++++ SUPPLIED MATERIAL ++++
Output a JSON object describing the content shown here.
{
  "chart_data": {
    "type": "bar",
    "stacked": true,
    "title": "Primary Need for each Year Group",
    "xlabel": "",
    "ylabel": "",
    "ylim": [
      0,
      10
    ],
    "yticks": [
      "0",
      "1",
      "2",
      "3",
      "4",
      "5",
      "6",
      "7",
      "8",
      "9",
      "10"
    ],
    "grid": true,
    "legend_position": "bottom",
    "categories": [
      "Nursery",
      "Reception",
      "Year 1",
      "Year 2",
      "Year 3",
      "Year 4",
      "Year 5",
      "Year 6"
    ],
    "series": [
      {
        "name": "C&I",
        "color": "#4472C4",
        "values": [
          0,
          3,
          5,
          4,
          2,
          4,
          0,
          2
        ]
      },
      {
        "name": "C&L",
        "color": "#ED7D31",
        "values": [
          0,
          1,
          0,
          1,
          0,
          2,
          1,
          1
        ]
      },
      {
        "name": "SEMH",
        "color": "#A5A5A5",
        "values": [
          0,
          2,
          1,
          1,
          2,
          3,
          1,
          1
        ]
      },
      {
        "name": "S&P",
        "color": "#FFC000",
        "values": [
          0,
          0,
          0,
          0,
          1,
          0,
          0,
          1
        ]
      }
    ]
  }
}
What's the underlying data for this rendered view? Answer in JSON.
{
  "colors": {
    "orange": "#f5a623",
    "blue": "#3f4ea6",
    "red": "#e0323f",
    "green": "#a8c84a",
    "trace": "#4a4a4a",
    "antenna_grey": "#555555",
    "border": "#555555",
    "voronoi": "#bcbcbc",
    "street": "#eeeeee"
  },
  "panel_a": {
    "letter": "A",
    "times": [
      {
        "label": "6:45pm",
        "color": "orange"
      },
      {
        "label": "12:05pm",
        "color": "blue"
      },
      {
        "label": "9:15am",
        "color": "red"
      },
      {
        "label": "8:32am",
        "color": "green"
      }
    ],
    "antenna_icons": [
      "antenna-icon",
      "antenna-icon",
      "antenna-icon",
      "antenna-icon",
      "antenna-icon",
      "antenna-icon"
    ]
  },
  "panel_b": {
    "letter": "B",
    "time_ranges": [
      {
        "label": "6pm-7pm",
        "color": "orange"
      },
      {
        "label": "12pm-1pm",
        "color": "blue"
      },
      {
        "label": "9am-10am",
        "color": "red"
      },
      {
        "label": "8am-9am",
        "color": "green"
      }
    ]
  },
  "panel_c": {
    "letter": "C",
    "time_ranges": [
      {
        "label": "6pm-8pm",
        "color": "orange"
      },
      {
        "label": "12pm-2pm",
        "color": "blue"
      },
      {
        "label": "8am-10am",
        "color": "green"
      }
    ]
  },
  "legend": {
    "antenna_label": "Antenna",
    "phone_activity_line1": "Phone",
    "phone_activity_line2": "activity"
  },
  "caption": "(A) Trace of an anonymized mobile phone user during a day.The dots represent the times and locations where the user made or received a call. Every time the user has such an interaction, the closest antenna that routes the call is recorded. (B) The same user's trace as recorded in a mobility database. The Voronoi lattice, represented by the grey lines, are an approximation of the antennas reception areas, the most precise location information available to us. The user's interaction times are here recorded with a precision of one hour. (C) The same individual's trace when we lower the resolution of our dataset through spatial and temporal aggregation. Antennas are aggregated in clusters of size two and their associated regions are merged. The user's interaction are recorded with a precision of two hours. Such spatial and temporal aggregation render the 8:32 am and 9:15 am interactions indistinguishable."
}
++++
• _DIRECTION_
Go through the listing above and restate it word for word.

• _WRITTEN RESPONSE_
Output a JSON object describing the content shown here.
{
  "chart_data": {
    "type": "bar",
    "stacked": true,
    "title": "Primary Need for each Year Group",
    "xlabel": "",
    "ylabel": "",
    "ylim": [
      0,
      10
    ],
    "yticks": [
      "0",
      "1",
      "2",
      "3",
      "4",
      "5",
      "6",
      "7",
      "8",
      "9",
      "10"
    ],
    "grid": true,
    "legend_position": "bottom",
    "categories": [
      "Nursery",
      "Reception",
      "Year 1",
      "Year 2",
      "Year 3",
      "Year 4",
      "Year 5",
      "Year 6"
    ],
    "series": [
      {
        "name": "C&I",
        "color": "#4472C4",
        "values": [
          0,
          3,
          5,
          4,
          2,
          4,
          0,
          2
        ]
      },
      {
        "name": "C&L",
        "color": "#ED7D31",
        "values": [
          0,
          1,
          0,
          1,
          0,
          2,
          1,
          1
        ]
      },
      {
        "name": "SEMH",
        "color": "#A5A5A5",
        "values": [
          0,
          2,
          1,
          1,
          2,
          3,
          1,
          1
        ]
      },
      {
        "name": "S&P",
        "color": "#FFC000",
        "values": [
          0,
          0,
          0,
          0,
          1,
          0,
          0,
          1
        ]
      }
    ]
  }
}
What's the underlying data for this rendered view? Answer in JSON.
{
  "colors": {
    "orange": "#f5a623",
    "blue": "#3f4ea6",
    "red": "#e0323f",
    "green": "#a8c84a",
    "trace": "#4a4a4a",
    "antenna_grey": "#555555",
    "border": "#555555",
    "voronoi": "#bcbcbc",
    "street": "#eeeeee"
  },
  "panel_a": {
    "letter": "A",
    "times": [
      {
        "label": "6:45pm",
        "color": "orange"
      },
      {
        "label": "12:05pm",
        "color": "blue"
      },
      {
        "label": "9:15am",
        "color": "red"
      },
      {
        "label": "8:32am",
        "color": "green"
      }
    ],
    "antenna_icons": [
      "antenna-icon",
      "antenna-icon",
      "antenna-icon",
      "antenna-icon",
      "antenna-icon",
      "antenna-icon"
    ]
  },
  "panel_b": {
    "letter": "B",
    "time_ranges": [
      {
        "label": "6pm-7pm",
        "color": "orange"
      },
      {
        "label": "12pm-1pm",
        "color": "blue"
      },
      {
        "label": "9am-10am",
        "color": "red"
      },
      {
        "label": "8am-9am",
        "color": "green"
      }
    ]
  },
  "panel_c": {
    "letter": "C",
    "time_ranges": [
      {
        "label": "6pm-8pm",
        "color": "orange"
      },
      {
        "label": "12pm-2pm",
        "color": "blue"
      },
      {
        "label": "8am-10am",
        "color": "green"
      }
    ]
  },
  "legend": {
    "antenna_label": "Antenna",
    "phone_activity_line1": "Phone",
    "phone_activity_line2": "activity"
  },
  "caption": "(A) Trace of an anonymized mobile phone user during a day.The dots represent the times and locations where the user made or received a call. Every time the user has such an interaction, the closest antenna that routes the call is recorded. (B) The same user's trace as recorded in a mobility database. The Voronoi lattice, represented by the grey lines, are an approximation of the antennas reception areas, the most precise location information available to us. The user's interaction times are here recorded with a precision of one hour. (C) The same individual's trace when we lower the resolution of our dataset through spatial and temporal aggregation. Antennas are aggregated in clusters of size two and their associated regions are merged. The user's interaction are recorded with a precision of two hours. Such spatial and temporal aggregation render the 8:32 am and 9:15 am interactions indistinguishable."
}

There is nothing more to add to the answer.